▶ _Task to carry out_
Copy the listing below with every "y-tick-label" replaced by "y-axis-label", keep everything else unchanged, and leave out the pictures.
####
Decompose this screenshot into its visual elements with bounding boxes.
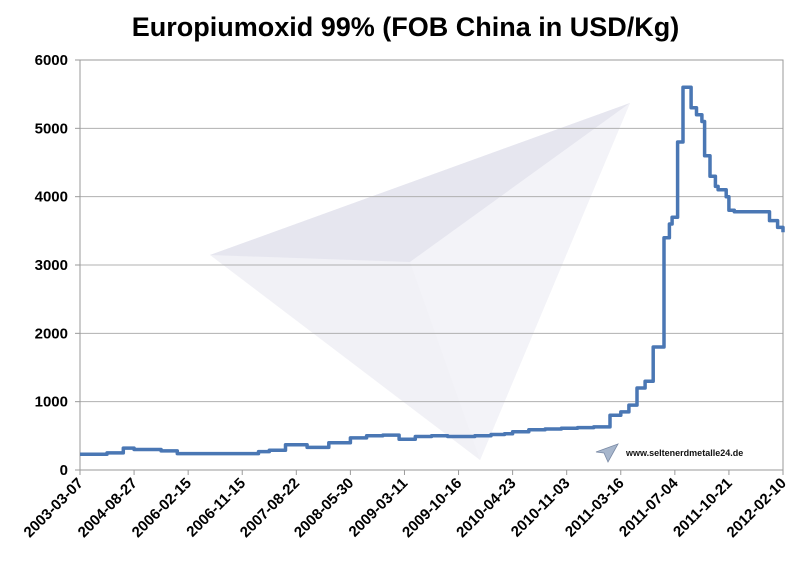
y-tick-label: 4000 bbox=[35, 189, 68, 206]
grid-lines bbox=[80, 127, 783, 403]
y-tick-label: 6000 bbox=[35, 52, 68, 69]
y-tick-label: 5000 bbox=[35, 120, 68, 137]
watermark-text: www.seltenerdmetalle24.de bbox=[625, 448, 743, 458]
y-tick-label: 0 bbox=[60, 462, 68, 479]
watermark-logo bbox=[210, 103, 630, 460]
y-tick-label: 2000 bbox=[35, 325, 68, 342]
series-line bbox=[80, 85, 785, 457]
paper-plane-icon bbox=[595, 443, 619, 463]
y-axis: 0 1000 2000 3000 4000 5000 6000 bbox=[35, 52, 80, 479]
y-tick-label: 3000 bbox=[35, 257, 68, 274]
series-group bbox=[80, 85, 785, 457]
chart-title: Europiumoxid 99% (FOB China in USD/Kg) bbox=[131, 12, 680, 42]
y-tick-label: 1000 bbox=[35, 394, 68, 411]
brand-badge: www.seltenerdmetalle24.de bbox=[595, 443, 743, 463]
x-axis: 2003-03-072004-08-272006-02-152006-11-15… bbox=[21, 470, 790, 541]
####
▶ _Written response_
Decompose this screenshot into its visual elements with bounding boxes.
y-axis-label: 4000 bbox=[35, 189, 68, 206]
grid-lines bbox=[80, 127, 783, 403]
y-axis-label: 6000 bbox=[35, 52, 68, 69]
y-axis-label: 5000 bbox=[35, 120, 68, 137]
watermark-text: www.seltenerdmetalle24.de bbox=[625, 448, 743, 458]
y-axis-label: 0 bbox=[60, 462, 68, 479]
watermark-logo bbox=[210, 103, 630, 460]
y-axis-label: 2000 bbox=[35, 325, 68, 342]
series-line bbox=[80, 85, 785, 457]
paper-plane-icon bbox=[595, 443, 619, 463]
y-axis: 0 1000 2000 3000 4000 5000 6000 bbox=[35, 52, 80, 479]
y-axis-label: 3000 bbox=[35, 257, 68, 274]
series-group bbox=[80, 85, 785, 457]
chart-title: Europiumoxid 99% (FOB China in USD/Kg) bbox=[131, 12, 680, 42]
y-axis-label: 1000 bbox=[35, 394, 68, 411]
brand-badge: www.seltenerdmetalle24.de bbox=[595, 443, 743, 463]
x-axis: 2003-03-072004-08-272006-02-152006-11-15… bbox=[21, 470, 790, 541]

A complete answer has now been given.